| Task to carry out |
Return the lines below that carry the word "IFERROR".

| Rows from a dataset |
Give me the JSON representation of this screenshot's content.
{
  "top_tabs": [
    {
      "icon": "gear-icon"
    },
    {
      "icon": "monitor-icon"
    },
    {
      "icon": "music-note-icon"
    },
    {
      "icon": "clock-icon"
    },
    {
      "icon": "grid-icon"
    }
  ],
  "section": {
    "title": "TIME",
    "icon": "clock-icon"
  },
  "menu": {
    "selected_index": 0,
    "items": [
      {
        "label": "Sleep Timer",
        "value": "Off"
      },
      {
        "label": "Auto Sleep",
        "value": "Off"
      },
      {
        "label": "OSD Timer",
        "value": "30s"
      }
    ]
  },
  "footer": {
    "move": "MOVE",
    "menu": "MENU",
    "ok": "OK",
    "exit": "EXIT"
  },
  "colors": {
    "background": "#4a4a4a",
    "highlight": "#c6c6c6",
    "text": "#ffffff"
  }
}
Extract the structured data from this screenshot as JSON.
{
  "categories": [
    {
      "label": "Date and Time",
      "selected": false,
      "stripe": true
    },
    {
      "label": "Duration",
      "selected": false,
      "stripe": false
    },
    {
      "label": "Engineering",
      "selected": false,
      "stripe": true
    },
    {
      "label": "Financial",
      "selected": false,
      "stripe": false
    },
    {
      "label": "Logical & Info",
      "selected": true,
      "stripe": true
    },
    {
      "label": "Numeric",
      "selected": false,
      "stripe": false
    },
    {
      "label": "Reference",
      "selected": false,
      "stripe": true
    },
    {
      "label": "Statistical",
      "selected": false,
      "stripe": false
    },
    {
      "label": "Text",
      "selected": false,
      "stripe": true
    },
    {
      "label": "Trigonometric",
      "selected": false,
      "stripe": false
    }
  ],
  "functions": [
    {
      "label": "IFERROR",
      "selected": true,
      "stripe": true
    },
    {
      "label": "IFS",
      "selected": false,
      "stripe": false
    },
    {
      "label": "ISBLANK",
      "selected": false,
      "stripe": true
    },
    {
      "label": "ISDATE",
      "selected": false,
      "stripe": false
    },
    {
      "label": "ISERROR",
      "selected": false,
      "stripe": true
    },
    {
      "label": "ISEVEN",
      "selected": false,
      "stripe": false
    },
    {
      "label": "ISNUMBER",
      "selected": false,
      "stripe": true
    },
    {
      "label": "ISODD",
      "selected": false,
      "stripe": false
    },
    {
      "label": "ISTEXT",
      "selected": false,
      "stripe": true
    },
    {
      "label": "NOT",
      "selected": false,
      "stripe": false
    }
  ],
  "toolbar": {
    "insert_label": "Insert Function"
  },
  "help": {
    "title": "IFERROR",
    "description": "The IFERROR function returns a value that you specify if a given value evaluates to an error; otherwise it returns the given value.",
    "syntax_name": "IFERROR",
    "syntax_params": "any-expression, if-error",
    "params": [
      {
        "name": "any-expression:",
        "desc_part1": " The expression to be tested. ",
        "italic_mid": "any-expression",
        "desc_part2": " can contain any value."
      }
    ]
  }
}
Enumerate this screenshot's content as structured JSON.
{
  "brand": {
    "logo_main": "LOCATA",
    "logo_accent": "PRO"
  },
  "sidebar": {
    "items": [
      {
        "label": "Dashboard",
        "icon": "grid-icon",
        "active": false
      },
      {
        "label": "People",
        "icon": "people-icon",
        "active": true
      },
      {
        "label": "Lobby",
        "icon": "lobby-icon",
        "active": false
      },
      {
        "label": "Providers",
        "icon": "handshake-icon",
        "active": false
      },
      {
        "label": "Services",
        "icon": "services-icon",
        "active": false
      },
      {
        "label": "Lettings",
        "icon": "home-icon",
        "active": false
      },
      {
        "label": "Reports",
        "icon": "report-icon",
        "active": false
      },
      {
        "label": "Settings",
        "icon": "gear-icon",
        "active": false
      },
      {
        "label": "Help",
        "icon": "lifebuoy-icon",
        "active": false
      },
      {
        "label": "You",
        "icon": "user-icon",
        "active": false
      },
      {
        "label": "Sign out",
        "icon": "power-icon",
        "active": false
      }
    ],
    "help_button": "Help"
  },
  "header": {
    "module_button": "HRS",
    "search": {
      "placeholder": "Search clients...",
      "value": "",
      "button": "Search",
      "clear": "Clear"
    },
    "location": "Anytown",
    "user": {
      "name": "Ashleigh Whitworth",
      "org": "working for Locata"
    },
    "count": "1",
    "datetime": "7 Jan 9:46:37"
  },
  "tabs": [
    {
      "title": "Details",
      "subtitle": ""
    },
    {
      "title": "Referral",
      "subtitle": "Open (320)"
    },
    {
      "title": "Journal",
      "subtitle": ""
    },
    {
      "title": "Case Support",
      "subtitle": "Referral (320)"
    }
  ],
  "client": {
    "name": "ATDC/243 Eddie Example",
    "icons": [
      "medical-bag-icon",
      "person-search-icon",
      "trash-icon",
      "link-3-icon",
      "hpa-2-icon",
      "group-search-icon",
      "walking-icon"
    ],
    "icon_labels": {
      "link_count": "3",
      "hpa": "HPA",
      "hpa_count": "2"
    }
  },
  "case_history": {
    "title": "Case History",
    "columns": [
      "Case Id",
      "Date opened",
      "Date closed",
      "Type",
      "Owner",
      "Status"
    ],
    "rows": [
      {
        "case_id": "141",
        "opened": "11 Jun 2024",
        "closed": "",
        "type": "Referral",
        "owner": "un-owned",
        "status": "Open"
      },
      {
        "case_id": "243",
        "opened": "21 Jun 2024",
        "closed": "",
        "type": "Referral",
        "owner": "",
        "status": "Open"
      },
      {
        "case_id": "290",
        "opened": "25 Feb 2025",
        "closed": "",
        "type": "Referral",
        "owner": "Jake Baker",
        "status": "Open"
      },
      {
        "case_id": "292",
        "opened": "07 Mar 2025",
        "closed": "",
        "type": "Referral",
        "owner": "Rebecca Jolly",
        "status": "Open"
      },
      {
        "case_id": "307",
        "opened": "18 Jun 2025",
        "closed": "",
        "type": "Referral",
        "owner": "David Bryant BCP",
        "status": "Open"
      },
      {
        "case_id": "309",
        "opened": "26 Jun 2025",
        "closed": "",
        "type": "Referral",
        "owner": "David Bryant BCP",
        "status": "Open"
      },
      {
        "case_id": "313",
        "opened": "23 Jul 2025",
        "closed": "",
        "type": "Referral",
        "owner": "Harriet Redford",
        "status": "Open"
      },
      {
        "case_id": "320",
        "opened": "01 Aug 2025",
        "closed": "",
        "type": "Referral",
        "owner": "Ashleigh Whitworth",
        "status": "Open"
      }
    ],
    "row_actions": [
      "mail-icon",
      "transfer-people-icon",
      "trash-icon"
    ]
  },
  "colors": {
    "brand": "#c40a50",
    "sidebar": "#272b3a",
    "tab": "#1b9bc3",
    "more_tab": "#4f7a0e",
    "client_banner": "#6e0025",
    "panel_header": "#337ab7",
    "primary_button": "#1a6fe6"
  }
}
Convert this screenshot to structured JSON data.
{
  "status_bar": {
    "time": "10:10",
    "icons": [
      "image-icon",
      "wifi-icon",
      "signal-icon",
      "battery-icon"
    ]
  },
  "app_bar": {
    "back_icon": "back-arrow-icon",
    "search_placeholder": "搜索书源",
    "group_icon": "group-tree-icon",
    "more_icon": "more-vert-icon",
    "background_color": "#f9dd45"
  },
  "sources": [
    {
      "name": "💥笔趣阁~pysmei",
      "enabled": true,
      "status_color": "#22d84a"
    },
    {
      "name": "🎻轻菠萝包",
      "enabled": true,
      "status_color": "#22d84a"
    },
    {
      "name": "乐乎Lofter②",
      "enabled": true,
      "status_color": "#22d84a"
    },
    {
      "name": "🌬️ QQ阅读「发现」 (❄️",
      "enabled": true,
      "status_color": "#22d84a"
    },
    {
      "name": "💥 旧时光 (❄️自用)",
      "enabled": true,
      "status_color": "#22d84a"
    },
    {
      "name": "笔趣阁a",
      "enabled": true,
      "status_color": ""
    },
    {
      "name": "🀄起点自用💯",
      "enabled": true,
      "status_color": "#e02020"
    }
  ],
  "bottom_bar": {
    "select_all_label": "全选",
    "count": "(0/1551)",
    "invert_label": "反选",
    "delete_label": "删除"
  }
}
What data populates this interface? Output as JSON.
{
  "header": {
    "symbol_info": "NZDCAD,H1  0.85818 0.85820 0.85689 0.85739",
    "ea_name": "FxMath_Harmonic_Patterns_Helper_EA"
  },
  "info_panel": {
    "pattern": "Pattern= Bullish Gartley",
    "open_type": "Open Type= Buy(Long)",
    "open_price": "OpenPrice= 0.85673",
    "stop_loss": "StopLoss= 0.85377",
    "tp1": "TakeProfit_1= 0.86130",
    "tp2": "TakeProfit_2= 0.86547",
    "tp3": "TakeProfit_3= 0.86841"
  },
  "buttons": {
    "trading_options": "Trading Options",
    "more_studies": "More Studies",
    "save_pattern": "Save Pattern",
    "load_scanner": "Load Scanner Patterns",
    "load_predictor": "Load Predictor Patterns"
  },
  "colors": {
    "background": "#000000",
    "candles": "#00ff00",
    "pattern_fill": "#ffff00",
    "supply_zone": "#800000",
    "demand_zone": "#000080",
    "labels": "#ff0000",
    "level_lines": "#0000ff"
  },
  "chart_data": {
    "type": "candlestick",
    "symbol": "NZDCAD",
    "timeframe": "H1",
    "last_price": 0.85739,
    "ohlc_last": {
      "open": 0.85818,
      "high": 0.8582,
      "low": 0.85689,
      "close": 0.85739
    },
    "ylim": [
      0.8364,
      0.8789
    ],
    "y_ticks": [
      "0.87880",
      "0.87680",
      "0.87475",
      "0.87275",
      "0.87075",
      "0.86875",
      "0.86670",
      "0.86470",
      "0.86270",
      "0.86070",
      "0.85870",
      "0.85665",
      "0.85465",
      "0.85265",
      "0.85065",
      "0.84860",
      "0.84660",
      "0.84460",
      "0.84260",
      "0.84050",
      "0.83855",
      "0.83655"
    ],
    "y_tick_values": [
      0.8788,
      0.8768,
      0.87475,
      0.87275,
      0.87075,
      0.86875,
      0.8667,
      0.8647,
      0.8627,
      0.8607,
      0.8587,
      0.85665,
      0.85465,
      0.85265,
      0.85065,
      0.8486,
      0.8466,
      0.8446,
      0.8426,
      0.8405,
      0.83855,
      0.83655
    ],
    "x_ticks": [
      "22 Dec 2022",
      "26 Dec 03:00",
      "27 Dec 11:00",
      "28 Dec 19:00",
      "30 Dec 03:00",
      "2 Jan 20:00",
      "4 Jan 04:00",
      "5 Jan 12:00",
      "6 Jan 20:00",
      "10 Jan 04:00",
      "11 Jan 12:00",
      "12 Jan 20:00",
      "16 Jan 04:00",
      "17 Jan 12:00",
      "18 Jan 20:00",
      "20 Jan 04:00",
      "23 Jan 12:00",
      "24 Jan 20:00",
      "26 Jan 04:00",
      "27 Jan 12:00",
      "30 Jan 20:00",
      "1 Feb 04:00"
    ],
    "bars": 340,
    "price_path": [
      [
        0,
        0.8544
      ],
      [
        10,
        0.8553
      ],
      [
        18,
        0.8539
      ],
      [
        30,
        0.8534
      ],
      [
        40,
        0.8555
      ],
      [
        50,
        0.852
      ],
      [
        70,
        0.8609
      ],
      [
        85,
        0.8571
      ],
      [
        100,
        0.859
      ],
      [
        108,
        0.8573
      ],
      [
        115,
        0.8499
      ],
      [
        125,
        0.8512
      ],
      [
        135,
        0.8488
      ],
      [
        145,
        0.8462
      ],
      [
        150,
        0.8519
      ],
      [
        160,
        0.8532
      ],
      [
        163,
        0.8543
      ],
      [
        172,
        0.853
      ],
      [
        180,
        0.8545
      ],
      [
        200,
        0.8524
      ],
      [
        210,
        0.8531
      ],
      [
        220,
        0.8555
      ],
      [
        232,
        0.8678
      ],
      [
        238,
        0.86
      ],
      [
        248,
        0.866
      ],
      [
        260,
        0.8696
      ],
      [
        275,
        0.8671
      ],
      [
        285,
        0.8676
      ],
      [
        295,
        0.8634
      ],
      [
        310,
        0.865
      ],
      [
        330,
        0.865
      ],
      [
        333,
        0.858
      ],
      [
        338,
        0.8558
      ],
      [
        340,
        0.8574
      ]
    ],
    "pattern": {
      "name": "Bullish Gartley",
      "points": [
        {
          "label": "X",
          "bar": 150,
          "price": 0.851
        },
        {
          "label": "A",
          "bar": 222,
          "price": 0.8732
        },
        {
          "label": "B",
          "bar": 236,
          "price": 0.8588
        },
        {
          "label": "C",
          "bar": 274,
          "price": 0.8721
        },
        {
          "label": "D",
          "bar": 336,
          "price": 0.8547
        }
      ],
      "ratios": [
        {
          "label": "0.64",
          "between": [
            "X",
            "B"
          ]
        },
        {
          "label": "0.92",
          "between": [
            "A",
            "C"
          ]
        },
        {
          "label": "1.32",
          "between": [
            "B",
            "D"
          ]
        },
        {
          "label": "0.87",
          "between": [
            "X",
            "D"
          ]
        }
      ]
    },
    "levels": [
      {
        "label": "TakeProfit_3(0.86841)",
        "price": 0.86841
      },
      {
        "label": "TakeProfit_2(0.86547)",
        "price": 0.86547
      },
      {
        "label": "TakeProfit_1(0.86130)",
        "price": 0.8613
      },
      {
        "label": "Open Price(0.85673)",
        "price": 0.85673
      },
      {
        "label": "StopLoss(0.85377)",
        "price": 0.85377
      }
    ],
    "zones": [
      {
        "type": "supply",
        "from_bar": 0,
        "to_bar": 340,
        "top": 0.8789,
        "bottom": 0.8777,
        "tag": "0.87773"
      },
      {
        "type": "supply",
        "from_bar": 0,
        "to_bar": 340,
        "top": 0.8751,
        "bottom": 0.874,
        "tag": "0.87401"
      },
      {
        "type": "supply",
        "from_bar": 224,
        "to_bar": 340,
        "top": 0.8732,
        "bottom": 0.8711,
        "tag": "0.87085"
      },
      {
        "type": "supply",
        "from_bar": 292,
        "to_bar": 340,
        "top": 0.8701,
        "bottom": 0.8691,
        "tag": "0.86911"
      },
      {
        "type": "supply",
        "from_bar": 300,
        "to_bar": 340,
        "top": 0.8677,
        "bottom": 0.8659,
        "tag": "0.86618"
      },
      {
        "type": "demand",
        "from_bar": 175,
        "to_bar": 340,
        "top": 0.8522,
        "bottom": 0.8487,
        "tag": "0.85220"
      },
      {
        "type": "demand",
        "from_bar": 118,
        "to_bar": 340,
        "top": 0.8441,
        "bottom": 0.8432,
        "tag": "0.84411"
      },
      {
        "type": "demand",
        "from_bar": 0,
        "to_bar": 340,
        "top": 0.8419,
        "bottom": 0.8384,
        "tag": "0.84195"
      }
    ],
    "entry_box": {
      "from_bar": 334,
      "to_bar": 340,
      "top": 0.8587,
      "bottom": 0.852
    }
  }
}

| In response |
      "label": "IFERROR",
    "title": "IFERROR",
    "description": "The IFERROR function returns a value that you specify if a given value evaluates to an error; otherwise it returns the given value.",
    "syntax_name": "IFERROR",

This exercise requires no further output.